◆ Supplied material ◆
..........
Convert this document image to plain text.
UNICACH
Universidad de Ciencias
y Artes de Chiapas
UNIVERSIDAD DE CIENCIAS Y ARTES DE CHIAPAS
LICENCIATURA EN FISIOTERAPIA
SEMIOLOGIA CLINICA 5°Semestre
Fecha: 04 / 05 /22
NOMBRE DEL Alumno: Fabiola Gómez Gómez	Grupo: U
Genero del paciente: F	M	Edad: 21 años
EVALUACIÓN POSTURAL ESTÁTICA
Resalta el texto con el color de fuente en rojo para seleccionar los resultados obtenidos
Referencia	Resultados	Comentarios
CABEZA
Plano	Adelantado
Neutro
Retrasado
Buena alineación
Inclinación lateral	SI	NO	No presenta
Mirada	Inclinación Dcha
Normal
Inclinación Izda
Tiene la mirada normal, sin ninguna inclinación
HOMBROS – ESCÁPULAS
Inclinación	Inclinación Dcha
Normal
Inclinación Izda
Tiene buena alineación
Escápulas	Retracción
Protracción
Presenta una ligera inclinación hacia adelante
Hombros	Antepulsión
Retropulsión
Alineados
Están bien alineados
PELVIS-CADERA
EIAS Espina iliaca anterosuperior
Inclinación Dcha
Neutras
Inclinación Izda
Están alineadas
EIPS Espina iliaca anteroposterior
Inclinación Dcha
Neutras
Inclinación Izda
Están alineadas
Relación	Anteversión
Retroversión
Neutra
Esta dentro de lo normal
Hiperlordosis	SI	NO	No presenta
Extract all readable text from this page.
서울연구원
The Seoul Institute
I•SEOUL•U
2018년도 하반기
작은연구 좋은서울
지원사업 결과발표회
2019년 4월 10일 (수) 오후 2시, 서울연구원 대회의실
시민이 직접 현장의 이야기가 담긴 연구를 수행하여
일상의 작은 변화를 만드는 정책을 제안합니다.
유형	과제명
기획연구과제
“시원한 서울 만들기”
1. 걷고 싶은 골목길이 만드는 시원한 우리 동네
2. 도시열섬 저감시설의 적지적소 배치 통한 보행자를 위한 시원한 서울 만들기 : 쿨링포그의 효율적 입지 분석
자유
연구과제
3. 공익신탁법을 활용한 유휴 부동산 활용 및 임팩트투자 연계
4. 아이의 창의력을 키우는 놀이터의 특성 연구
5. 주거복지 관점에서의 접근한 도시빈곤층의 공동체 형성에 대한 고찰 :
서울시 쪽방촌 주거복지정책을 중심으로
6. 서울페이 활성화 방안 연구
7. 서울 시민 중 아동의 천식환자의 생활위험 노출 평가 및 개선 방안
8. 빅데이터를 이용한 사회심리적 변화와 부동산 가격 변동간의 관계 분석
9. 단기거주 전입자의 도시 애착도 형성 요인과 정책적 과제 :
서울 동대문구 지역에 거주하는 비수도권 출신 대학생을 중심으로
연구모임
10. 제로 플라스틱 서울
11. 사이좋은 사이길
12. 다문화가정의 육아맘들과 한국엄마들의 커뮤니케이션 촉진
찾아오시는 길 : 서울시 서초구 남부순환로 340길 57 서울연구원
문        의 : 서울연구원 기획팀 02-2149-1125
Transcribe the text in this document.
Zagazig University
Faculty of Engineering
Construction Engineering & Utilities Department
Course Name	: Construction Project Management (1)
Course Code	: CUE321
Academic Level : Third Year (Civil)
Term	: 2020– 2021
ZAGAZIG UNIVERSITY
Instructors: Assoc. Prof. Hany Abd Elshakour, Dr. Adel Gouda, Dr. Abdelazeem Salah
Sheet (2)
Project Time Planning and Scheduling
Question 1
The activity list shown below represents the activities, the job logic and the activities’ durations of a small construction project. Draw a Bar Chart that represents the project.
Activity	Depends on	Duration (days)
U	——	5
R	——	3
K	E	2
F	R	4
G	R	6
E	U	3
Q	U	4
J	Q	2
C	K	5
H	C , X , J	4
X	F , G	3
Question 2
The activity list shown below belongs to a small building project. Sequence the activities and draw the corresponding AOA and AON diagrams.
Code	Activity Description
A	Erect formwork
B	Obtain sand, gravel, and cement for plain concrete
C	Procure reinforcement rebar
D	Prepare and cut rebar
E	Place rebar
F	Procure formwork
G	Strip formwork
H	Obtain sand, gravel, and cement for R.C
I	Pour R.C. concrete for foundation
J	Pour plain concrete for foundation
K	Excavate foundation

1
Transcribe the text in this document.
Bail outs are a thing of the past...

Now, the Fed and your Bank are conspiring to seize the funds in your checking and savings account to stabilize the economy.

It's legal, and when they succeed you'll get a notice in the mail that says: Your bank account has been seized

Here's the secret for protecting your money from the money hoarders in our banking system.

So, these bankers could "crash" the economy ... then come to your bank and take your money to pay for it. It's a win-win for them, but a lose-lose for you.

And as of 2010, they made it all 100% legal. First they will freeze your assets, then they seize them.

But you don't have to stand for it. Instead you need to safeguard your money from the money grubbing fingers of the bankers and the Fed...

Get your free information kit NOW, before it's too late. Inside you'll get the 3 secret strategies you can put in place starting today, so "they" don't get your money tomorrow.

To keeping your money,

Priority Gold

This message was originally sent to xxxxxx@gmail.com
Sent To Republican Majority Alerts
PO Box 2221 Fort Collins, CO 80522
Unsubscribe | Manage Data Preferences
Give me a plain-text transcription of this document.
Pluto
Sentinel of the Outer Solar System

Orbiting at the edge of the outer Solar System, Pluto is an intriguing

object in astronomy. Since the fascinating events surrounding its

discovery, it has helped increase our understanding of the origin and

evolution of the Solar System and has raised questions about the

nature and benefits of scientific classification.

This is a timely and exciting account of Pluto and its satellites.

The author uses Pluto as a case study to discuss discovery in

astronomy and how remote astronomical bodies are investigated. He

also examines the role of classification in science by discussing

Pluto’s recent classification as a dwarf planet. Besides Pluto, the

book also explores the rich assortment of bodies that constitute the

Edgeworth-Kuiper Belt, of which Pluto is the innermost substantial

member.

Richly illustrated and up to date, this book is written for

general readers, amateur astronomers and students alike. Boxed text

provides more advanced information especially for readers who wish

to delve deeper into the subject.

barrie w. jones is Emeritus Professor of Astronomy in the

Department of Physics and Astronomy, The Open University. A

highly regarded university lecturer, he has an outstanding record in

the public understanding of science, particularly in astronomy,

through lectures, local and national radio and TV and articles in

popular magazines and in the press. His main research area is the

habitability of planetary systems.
..........
◆ Your goal ◆
Repeat the records above exactly as they appear.

◆ Response to the exercise ◆
Convert this document image to plain text.
UNICACH
Universidad de Ciencias
y Artes de Chiapas
UNIVERSIDAD DE CIENCIAS Y ARTES DE CHIAPAS
LICENCIATURA EN FISIOTERAPIA
SEMIOLOGIA CLINICA 5°Semestre
Fecha: 04 / 05 /22
NOMBRE DEL Alumno: Fabiola Gómez Gómez	Grupo: U
Genero del paciente: F	M	Edad: 21 años
EVALUACIÓN POSTURAL ESTÁTICA
Resalta el texto con el color de fuente en rojo para seleccionar los resultados obtenidos
Referencia	Resultados	Comentarios
CABEZA
Plano	Adelantado
Neutro
Retrasado
Buena alineación
Inclinación lateral	SI	NO	No presenta
Mirada	Inclinación Dcha
Normal
Inclinación Izda
Tiene la mirada normal, sin ninguna inclinación
HOMBROS – ESCÁPULAS
Inclinación	Inclinación Dcha
Normal
Inclinación Izda
Tiene buena alineación
Escápulas	Retracción
Protracción
Presenta una ligera inclinación hacia adelante
Hombros	Antepulsión
Retropulsión
Alineados
Están bien alineados
PELVIS-CADERA
EIAS Espina iliaca anterosuperior
Inclinación Dcha
Neutras
Inclinación Izda
Están alineadas
EIPS Espina iliaca anteroposterior
Inclinación Dcha
Neutras
Inclinación Izda
Están alineadas
Relación	Anteversión
Retroversión
Neutra
Esta dentro de lo normal
Hiperlordosis	SI	NO	No presenta
Extract all readable text from this page.
서울연구원
The Seoul Institute
I•SEOUL•U
2018년도 하반기
작은연구 좋은서울
지원사업 결과발표회
2019년 4월 10일 (수) 오후 2시, 서울연구원 대회의실
시민이 직접 현장의 이야기가 담긴 연구를 수행하여
일상의 작은 변화를 만드는 정책을 제안합니다.
유형	과제명
기획연구과제
“시원한 서울 만들기”
1. 걷고 싶은 골목길이 만드는 시원한 우리 동네
2. 도시열섬 저감시설의 적지적소 배치 통한 보행자를 위한 시원한 서울 만들기 : 쿨링포그의 효율적 입지 분석
자유
연구과제
3. 공익신탁법을 활용한 유휴 부동산 활용 및 임팩트투자 연계
4. 아이의 창의력을 키우는 놀이터의 특성 연구
5. 주거복지 관점에서의 접근한 도시빈곤층의 공동체 형성에 대한 고찰 :
서울시 쪽방촌 주거복지정책을 중심으로
6. 서울페이 활성화 방안 연구
7. 서울 시민 중 아동의 천식환자의 생활위험 노출 평가 및 개선 방안
8. 빅데이터를 이용한 사회심리적 변화와 부동산 가격 변동간의 관계 분석
9. 단기거주 전입자의 도시 애착도 형성 요인과 정책적 과제 :
서울 동대문구 지역에 거주하는 비수도권 출신 대학생을 중심으로
연구모임
10. 제로 플라스틱 서울
11. 사이좋은 사이길
12. 다문화가정의 육아맘들과 한국엄마들의 커뮤니케이션 촉진
찾아오시는 길 : 서울시 서초구 남부순환로 340길 57 서울연구원
문        의 : 서울연구원 기획팀 02-2149-1125
Transcribe the text in this document.
Zagazig University
Faculty of Engineering
Construction Engineering & Utilities Department
Course Name	: Construction Project Management (1)
Course Code	: CUE321
Academic Level : Third Year (Civil)
Term	: 2020– 2021
ZAGAZIG UNIVERSITY
Instructors: Assoc. Prof. Hany Abd Elshakour, Dr. Adel Gouda, Dr. Abdelazeem Salah
Sheet (2)
Project Time Planning and Scheduling
Question 1
The activity list shown below represents the activities, the job logic and the activities’ durations of a small construction project. Draw a Bar Chart that represents the project.
Activity	Depends on	Duration (days)
U	——	5
R	——	3
K	E	2
F	R	4
G	R	6
E	U	3
Q	U	4
J	Q	2
C	K	5
H	C , X , J	4
X	F , G	3
Question 2
The activity list shown below belongs to a small building project. Sequence the activities and draw the corresponding AOA and AON diagrams.
Code	Activity Description
A	Erect formwork
B	Obtain sand, gravel, and cement for plain concrete
C	Procure reinforcement rebar
D	Prepare and cut rebar
E	Place rebar
F	Procure formwork
G	Strip formwork
H	Obtain sand, gravel, and cement for R.C
I	Pour R.C. concrete for foundation
J	Pour plain concrete for foundation
K	Excavate foundation

1
Transcribe the text in this document.
Bail outs are a thing of the past...

Now, the Fed and your Bank are conspiring to seize the funds in your checking and savings account to stabilize the economy.

It's legal, and when they succeed you'll get a notice in the mail that says: Your bank account has been seized

Here's the secret for protecting your money from the money hoarders in our banking system.

So, these bankers could "crash" the economy ... then come to your bank and take your money to pay for it. It's a win-win for them, but a lose-lose for you.

And as of 2010, they made it all 100% legal. First they will freeze your assets, then they seize them.

But you don't have to stand for it. Instead you need to safeguard your money from the money grubbing fingers of the bankers and the Fed...

Get your free information kit NOW, before it's too late. Inside you'll get the 3 secret strategies you can put in place starting today, so "they" don't get your money tomorrow.

To keeping your money,

Priority Gold

This message was originally sent to xxxxxx@gmail.com
Sent To Republican Majority Alerts
PO Box 2221 Fort Collins, CO 80522
Unsubscribe | Manage Data Preferences
Give me a plain-text transcription of this document.
Pluto
Sentinel of the Outer Solar System

Orbiting at the edge of the outer Solar System, Pluto is an intriguing

object in astronomy. Since the fascinating events surrounding its

discovery, it has helped increase our understanding of the origin and

evolution of the Solar System and has raised questions about the

nature and benefits of scientific classification.

This is a timely and exciting account of Pluto and its satellites.

The author uses Pluto as a case study to discuss discovery in

astronomy and how remote astronomical bodies are investigated. He

also examines the role of classification in science by discussing

Pluto’s recent classification as a dwarf planet. Besides Pluto, the

book also explores the rich assortment of bodies that constitute the

Edgeworth-Kuiper Belt, of which Pluto is the innermost substantial

member.

Richly illustrated and up to date, this book is written for

general readers, amateur astronomers and students alike. Boxed text

provides more advanced information especially for readers who wish

to delve deeper into the subject.

barrie w. jones is Emeritus Professor of Astronomy in the

Department of Physics and Astronomy, The Open University. A

highly regarded university lecturer, he has an outstanding record in

the public understanding of science, particularly in astronomy,

through lectures, local and national radio and TV and articles in

popular magazines and in the press. His main research area is the

habitability of planetary systems.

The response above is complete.